Every line below should be copied exactly; drop the pictures.

________________________________________

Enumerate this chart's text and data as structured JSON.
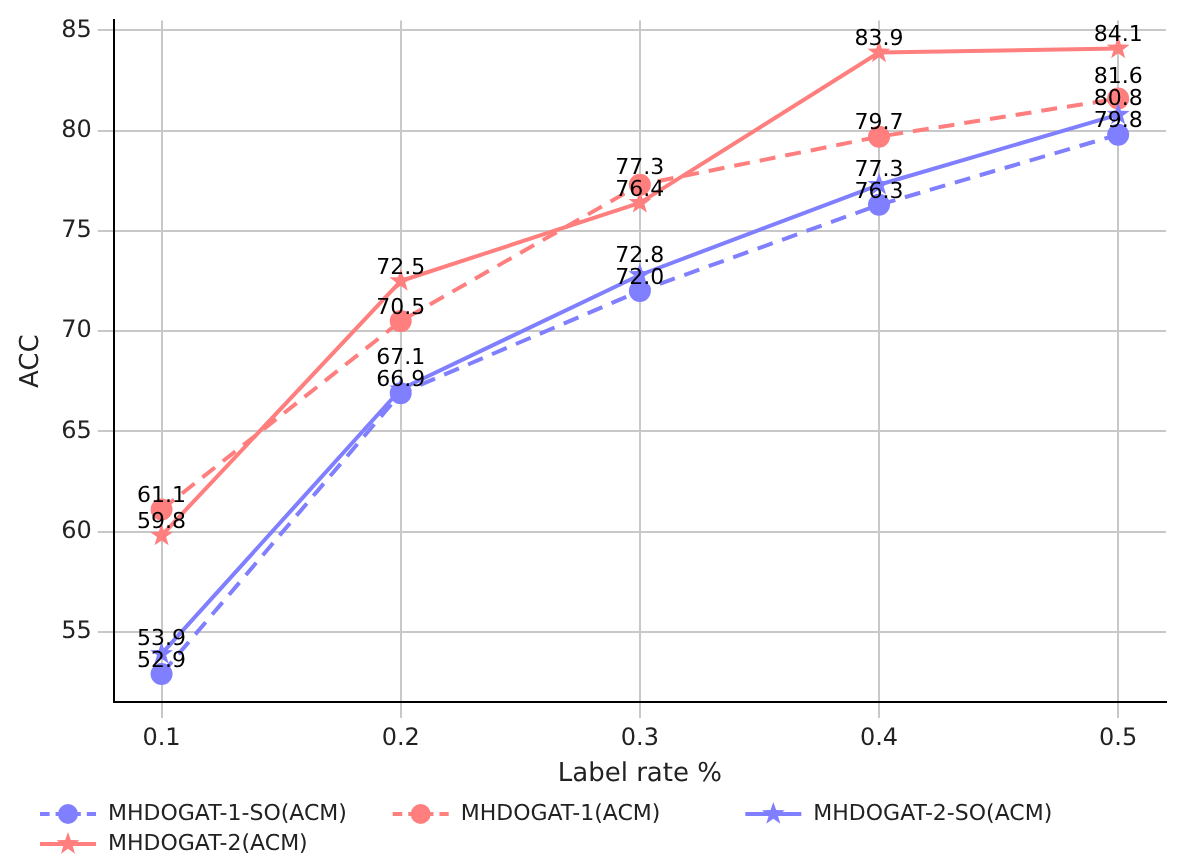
{
  "chart_data": {
    "type": "line",
    "xlabel": "Label rate %",
    "ylabel": "ACC",
    "x": [
      0.1,
      0.2,
      0.3,
      0.4,
      0.5
    ],
    "xlim": [
      0.08,
      0.52
    ],
    "xticks": [
      0.1,
      0.2,
      0.3,
      0.4,
      0.5
    ],
    "ylim": [
      51.5,
      85.5
    ],
    "yticks": [
      55,
      60,
      65,
      70,
      75,
      80,
      85
    ],
    "grid": true,
    "legend": "bottom",
    "data_labels": true,
    "series": [
      {
        "name": "MHDOGAT-1-SO(ACM)",
        "color": "#7f7fff",
        "marker": "circle",
        "line_style": "dashed",
        "values": [
          52.9,
          66.9,
          72.0,
          76.3,
          79.8
        ],
        "value_labels": [
          "52.9",
          "66.9",
          "72.0",
          "76.3",
          "79.8"
        ]
      },
      {
        "name": "MHDOGAT-1(ACM)",
        "color": "#ff7f7f",
        "marker": "circle",
        "line_style": "dashed",
        "values": [
          61.1,
          70.5,
          77.3,
          79.7,
          81.6
        ]
      },
      {
        "name": "MHDOGAT-2-SO(ACM)",
        "color": "#7f7fff",
        "marker": "star",
        "line_style": "solid",
        "values": [
          53.9,
          67.1,
          72.8,
          77.3,
          80.8
        ]
      },
      {
        "name": "MHDOGAT-2(ACM)",
        "color": "#ff7f7f",
        "marker": "star",
        "line_style": "solid",
        "values": [
          59.8,
          72.5,
          76.4,
          83.9,
          84.1
        ]
      }
    ]
  }
}
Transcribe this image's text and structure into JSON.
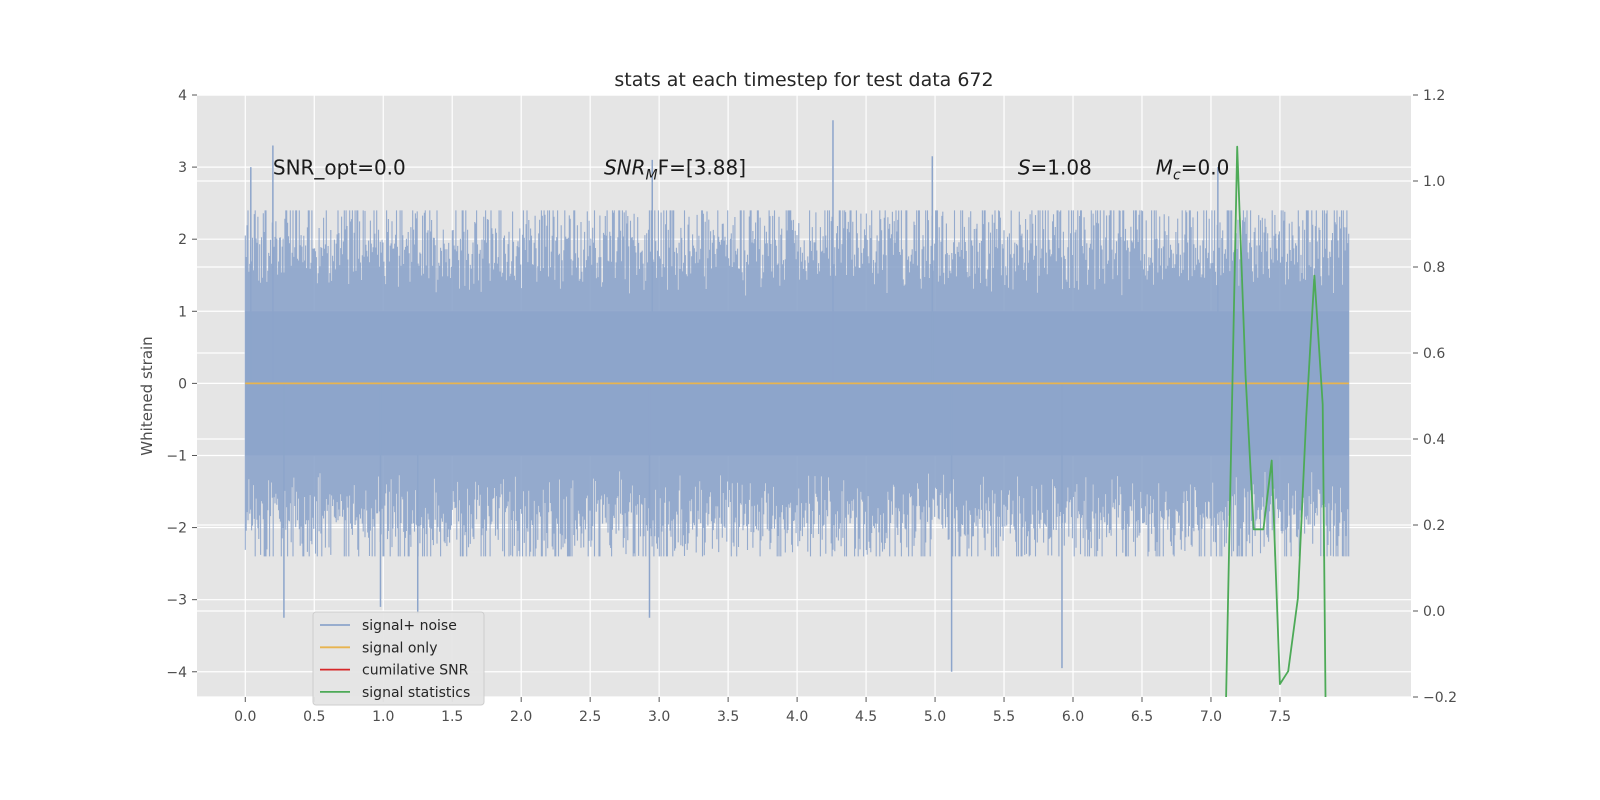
{
  "chart_data": {
    "type": "line",
    "title": "stats at each timestep for test data 672",
    "ylabel": "Whitened strain",
    "xlabel": "",
    "xlim": [
      -0.35,
      8.45
    ],
    "ylim": [
      -4.35,
      4
    ],
    "y2lim": [
      -0.2,
      1.2
    ],
    "x_ticks": [
      "0.0",
      "0.5",
      "1.0",
      "1.5",
      "2.0",
      "2.5",
      "3.0",
      "3.5",
      "4.0",
      "4.5",
      "5.0",
      "5.5",
      "6.0",
      "6.5",
      "7.0",
      "7.5"
    ],
    "y_ticks": [
      "4",
      "3",
      "2",
      "1",
      "0",
      "−1",
      "−2",
      "−3",
      "−4"
    ],
    "y2_ticks": [
      "1.2",
      "1.0",
      "0.8",
      "0.6",
      "0.4",
      "0.2",
      "0.0",
      "−0.2"
    ],
    "grid": true,
    "legend": "lower-left",
    "annotations": [
      {
        "x": 0.2,
        "y": 2.9,
        "text": "SNR_opt=0.0"
      },
      {
        "x": 2.6,
        "y": 2.9,
        "text": "SNR",
        "sub": "M",
        "rest": "F=[3.88]"
      },
      {
        "x": 5.6,
        "y": 2.9,
        "text": "S",
        "rest": "=1.08"
      },
      {
        "x": 6.6,
        "y": 2.9,
        "text": "M",
        "sub": "c",
        "rest": "=0.0"
      }
    ],
    "series": [
      {
        "name": "signal+ noise",
        "color": "#8da5cb",
        "axis": "left",
        "description": "whitened noise, ~Gaussian, x from 0.0 to 8.0, envelope roughly ±2 with spikes",
        "x_range": [
          0.0,
          8.0
        ],
        "spikes": [
          {
            "x": 0.04,
            "y": 3.0
          },
          {
            "x": 0.2,
            "y": 3.3
          },
          {
            "x": 4.26,
            "y": 3.65
          },
          {
            "x": 2.95,
            "y": 3.1
          },
          {
            "x": 4.98,
            "y": 3.15
          },
          {
            "x": 7.05,
            "y": 3.0
          },
          {
            "x": 5.12,
            "y": -4.0
          },
          {
            "x": 5.92,
            "y": -3.95
          },
          {
            "x": 0.28,
            "y": -3.25
          },
          {
            "x": 2.93,
            "y": -3.25
          },
          {
            "x": 0.98,
            "y": -3.1
          },
          {
            "x": 1.25,
            "y": -3.2
          }
        ]
      },
      {
        "name": "signal only",
        "color": "#e8b44f",
        "axis": "left",
        "x": [
          0.0,
          8.0
        ],
        "y": [
          0.0,
          0.0
        ]
      },
      {
        "name": "cumilative SNR",
        "color": "#d62728",
        "axis": "left",
        "x": [],
        "y": []
      },
      {
        "name": "signal statistics",
        "color": "#4daa57",
        "axis": "right",
        "x": [
          7.11,
          7.19,
          7.25,
          7.31,
          7.38,
          7.44,
          7.5,
          7.56,
          7.63,
          7.69,
          7.75,
          7.81,
          7.83
        ],
        "y": [
          -0.2,
          1.08,
          0.55,
          0.19,
          0.19,
          0.35,
          -0.17,
          -0.14,
          0.03,
          0.45,
          0.78,
          0.48,
          -0.2
        ]
      }
    ]
  }
}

________________________________________

__FINAL RESULT__
Enumerate this chart's text and data as structured JSON.
{
  "chart_data": {
    "type": "line",
    "xlabel": "Label rate %",
    "ylabel": "ACC",
    "x": [
      0.1,
      0.2,
      0.3,
      0.4,
      0.5
    ],
    "xlim": [
      0.08,
      0.52
    ],
    "xticks": [
      0.1,
      0.2,
      0.3,
      0.4,
      0.5
    ],
    "ylim": [
      51.5,
      85.5
    ],
    "yticks": [
      55,
      60,
      65,
      70,
      75,
      80,
      85
    ],
    "grid": true,
    "legend": "bottom",
    "data_labels": true,
    "series": [
      {
        "name": "MHDOGAT-1-SO(ACM)",
        "color": "#7f7fff",
        "marker": "circle",
        "line_style": "dashed",
        "values": [
          52.9,
          66.9,
          72.0,
          76.3,
          79.8
        ],
        "value_labels": [
          "52.9",
          "66.9",
          "72.0",
          "76.3",
          "79.8"
        ]
      },
      {
        "name": "MHDOGAT-1(ACM)",
        "color": "#ff7f7f",
        "marker": "circle",
        "line_style": "dashed",
        "values": [
          61.1,
          70.5,
          77.3,
          79.7,
          81.6
        ]
      },
      {
        "name": "MHDOGAT-2-SO(ACM)",
        "color": "#7f7fff",
        "marker": "star",
        "line_style": "solid",
        "values": [
          53.9,
          67.1,
          72.8,
          77.3,
          80.8
        ]
      },
      {
        "name": "MHDOGAT-2(ACM)",
        "color": "#ff7f7f",
        "marker": "star",
        "line_style": "solid",
        "values": [
          59.8,
          72.5,
          76.4,
          83.9,
          84.1
        ]
      }
    ]
  }
}
Transcribe this image's text and structure into JSON.
{
  "chart_data": {
    "type": "line",
    "title": "stats at each timestep for test data 672",
    "ylabel": "Whitened strain",
    "xlabel": "",
    "xlim": [
      -0.35,
      8.45
    ],
    "ylim": [
      -4.35,
      4
    ],
    "y2lim": [
      -0.2,
      1.2
    ],
    "x_ticks": [
      "0.0",
      "0.5",
      "1.0",
      "1.5",
      "2.0",
      "2.5",
      "3.0",
      "3.5",
      "4.0",
      "4.5",
      "5.0",
      "5.5",
      "6.0",
      "6.5",
      "7.0",
      "7.5"
    ],
    "y_ticks": [
      "4",
      "3",
      "2",
      "1",
      "0",
      "−1",
      "−2",
      "−3",
      "−4"
    ],
    "y2_ticks": [
      "1.2",
      "1.0",
      "0.8",
      "0.6",
      "0.4",
      "0.2",
      "0.0",
      "−0.2"
    ],
    "grid": true,
    "legend": "lower-left",
    "annotations": [
      {
        "x": 0.2,
        "y": 2.9,
        "text": "SNR_opt=0.0"
      },
      {
        "x": 2.6,
        "y": 2.9,
        "text": "SNR",
        "sub": "M",
        "rest": "F=[3.88]"
      },
      {
        "x": 5.6,
        "y": 2.9,
        "text": "S",
        "rest": "=1.08"
      },
      {
        "x": 6.6,
        "y": 2.9,
        "text": "M",
        "sub": "c",
        "rest": "=0.0"
      }
    ],
    "series": [
      {
        "name": "signal+ noise",
        "color": "#8da5cb",
        "axis": "left",
        "description": "whitened noise, ~Gaussian, x from 0.0 to 8.0, envelope roughly ±2 with spikes",
        "x_range": [
          0.0,
          8.0
        ],
        "spikes": [
          {
            "x": 0.04,
            "y": 3.0
          },
          {
            "x": 0.2,
            "y": 3.3
          },
          {
            "x": 4.26,
            "y": 3.65
          },
          {
            "x": 2.95,
            "y": 3.1
          },
          {
            "x": 4.98,
            "y": 3.15
          },
          {
            "x": 7.05,
            "y": 3.0
          },
          {
            "x": 5.12,
            "y": -4.0
          },
          {
            "x": 5.92,
            "y": -3.95
          },
          {
            "x": 0.28,
            "y": -3.25
          },
          {
            "x": 2.93,
            "y": -3.25
          },
          {
            "x": 0.98,
            "y": -3.1
          },
          {
            "x": 1.25,
            "y": -3.2
          }
        ]
      },
      {
        "name": "signal only",
        "color": "#e8b44f",
        "axis": "left",
        "x": [
          0.0,
          8.0
        ],
        "y": [
          0.0,
          0.0
        ]
      },
      {
        "name": "cumilative SNR",
        "color": "#d62728",
        "axis": "left",
        "x": [],
        "y": []
      },
      {
        "name": "signal statistics",
        "color": "#4daa57",
        "axis": "right",
        "x": [
          7.11,
          7.19,
          7.25,
          7.31,
          7.38,
          7.44,
          7.5,
          7.56,
          7.63,
          7.69,
          7.75,
          7.81,
          7.83
        ],
        "y": [
          -0.2,
          1.08,
          0.55,
          0.19,
          0.19,
          0.35,
          -0.17,
          -0.14,
          0.03,
          0.45,
          0.78,
          0.48,
          -0.2
        ]
      }
    ]
  }
}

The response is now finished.